* **TEXT TO READ**:
I was tired of Japanese winters. The constant, unavoidable cold was quickly taking its toll on my psyche. I woke up every morning and watched my breath appear in puffs of white – inside my apartment. I would ride my bike in the cold to go to work where they didn’t have central heating. In the afternoon, I would return home to an apartment that was sometimes colder than the temperature outside. I was sick of it.

So, like a migratory bird, I decided to fly south and escape the winter for a bit. What better place to go than Oz? It was on the opposite side of the world, sunny and warm and, best of all, everyone spoke English there. Whether or not a country spoke English wasn’t usually a factor in where I decided to go, but at that point I was pretty nestled in Stage Two culture shock. The less my brain had to work to understand something, I thought, the better.

I knew that Australia was expensive. I didn’t realize quite how expensive it was until I was looking at hotels and hostels online. Even if I would have been able to afford them, most places were booked full throughout the winter holiday.

Luckily a Kiwi friend suggested a hostel – BASE Backpackers. The way she said the name implied a sort of ‘well, if you really have no other options…’ but I went ahead and booked there anyway. The reviews online all seemed mostly positive and I’m not a diva when it comes to traveling and accommodation. I figured I would be fine.

A few weeks and fifteen or so flying hours later, I was standing outside the hostel with my suitcase. My legs glowed iridescently in shorts that I had packed away when the weather in Japan had taken a turn for the chilly. The heat was glorious and my body was still trying to adjust to the fact that it was, in fact, December.

My room wasn’t terrible – a hallway entrance boasted a communal toilet, sink and shower. The room itself was a long stretch that consisted of four large bunks on the right side of the room and…nothing else. Basic and effective.

In my room, I chatted with a friendly German girl with one arm who was in the process of packing – such is hostel life. I chose the lower bunk next to hers and threw my small suitcase on to it.  I sat for a bit, reflecting on how I was both in a different country and on the other side of the equator. The Bottom Half of the Earth: it was kind of a big deal to me.

Before long, a boy and girl entered the room chattering excitedly. They were both very loud and very British.

“Are you AC-CHOOLY joe-king me?” the girl exclaimed in awe. Her blonde hair gave off a dull shine as if it hadn’t been washed in a month. A tiny stud glittered in the left nostril of her large nose. She was tanned and must have been wearing at least half a pound of dark eyeshadow.

“I told you it was nice!” the boy responded as if he were proud of himself. He was slightly heavyset with beady dark eyes peering out from his round face. A backwards baseball cap covered his mop of shaggy brown hair.

“Like…you have so much more’n we doooo,” the girl whined. “Are you ac-chooly joe-king me right now…” she repeated in astonishment as she flopped on the lower bunk closest to her.

* **SUPPLIED MATERIAL**:
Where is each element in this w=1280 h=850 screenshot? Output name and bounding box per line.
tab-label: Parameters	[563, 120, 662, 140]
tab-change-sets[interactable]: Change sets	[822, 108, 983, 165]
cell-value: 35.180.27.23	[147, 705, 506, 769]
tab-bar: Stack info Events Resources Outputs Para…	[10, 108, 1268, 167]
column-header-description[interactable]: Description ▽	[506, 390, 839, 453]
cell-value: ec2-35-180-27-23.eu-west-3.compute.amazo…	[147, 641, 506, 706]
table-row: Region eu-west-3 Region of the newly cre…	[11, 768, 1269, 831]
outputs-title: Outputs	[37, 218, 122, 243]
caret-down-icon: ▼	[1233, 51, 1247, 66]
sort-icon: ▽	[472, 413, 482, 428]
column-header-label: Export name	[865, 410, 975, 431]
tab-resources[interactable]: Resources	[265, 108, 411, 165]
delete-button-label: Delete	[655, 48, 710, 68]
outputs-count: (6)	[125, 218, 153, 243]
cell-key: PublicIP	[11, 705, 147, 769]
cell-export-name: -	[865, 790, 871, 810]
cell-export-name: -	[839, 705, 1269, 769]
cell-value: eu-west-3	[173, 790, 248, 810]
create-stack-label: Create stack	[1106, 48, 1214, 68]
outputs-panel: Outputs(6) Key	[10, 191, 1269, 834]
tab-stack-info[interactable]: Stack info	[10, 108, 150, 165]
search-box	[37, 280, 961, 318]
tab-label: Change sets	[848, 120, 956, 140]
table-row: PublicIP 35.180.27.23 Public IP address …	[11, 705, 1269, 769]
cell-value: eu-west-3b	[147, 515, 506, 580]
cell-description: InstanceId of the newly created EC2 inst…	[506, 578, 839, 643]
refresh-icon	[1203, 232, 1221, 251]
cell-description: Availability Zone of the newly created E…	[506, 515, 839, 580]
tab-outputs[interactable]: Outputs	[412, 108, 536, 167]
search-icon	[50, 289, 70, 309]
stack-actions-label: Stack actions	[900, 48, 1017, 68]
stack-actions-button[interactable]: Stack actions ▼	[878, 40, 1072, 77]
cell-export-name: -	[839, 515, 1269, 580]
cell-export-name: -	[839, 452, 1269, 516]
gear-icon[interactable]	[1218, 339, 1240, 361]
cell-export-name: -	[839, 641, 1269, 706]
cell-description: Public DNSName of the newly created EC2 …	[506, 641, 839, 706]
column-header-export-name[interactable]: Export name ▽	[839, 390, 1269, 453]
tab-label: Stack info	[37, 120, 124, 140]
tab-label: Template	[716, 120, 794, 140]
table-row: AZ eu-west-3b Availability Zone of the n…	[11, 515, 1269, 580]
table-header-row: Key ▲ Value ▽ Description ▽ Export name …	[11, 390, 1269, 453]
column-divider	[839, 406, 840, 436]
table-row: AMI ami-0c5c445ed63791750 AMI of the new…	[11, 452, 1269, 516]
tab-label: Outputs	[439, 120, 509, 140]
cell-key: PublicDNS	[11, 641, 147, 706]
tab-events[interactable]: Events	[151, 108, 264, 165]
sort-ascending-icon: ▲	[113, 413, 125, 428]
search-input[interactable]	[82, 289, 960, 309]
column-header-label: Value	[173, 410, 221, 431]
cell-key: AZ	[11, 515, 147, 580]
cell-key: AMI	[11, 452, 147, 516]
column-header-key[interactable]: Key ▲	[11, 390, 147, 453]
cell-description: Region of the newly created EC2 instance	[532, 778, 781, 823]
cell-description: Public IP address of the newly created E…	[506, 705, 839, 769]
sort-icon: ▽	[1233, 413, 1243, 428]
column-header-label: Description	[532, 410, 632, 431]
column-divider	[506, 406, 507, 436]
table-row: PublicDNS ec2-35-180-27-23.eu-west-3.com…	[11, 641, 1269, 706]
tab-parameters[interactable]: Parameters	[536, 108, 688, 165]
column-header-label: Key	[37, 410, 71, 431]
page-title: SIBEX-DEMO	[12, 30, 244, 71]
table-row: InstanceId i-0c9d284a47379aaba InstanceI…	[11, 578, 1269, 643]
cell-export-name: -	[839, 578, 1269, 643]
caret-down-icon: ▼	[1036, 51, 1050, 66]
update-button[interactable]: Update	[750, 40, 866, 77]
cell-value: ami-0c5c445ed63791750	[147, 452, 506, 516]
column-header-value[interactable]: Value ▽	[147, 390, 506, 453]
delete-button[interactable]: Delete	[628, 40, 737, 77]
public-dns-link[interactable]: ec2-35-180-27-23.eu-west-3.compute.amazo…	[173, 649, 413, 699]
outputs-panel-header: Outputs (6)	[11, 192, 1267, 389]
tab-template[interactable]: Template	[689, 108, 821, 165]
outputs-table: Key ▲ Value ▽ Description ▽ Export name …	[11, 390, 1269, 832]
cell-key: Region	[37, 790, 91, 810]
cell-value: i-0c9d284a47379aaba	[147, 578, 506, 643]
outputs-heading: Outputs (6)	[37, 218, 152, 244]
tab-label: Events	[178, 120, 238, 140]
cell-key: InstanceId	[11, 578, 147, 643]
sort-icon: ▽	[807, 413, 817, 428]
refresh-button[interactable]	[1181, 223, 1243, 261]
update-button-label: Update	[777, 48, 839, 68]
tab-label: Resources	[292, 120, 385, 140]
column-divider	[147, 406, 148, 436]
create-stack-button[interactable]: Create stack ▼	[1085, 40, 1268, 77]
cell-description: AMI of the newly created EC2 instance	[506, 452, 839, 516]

* **AIM**: Print the portion of the hostel story from "A few weeks" to "in fact, December.", keeping the original wording.

* **REPLY**:
A few weeks and fifteen or so flying hours later, I was standing outside the hostel with my suitcase. My legs glowed iridescently in shorts that I had packed away when the weather in Japan had taken a turn for the chilly. The heat was glorious and my body was still trying to adjust to the fact that it was, in fact, December.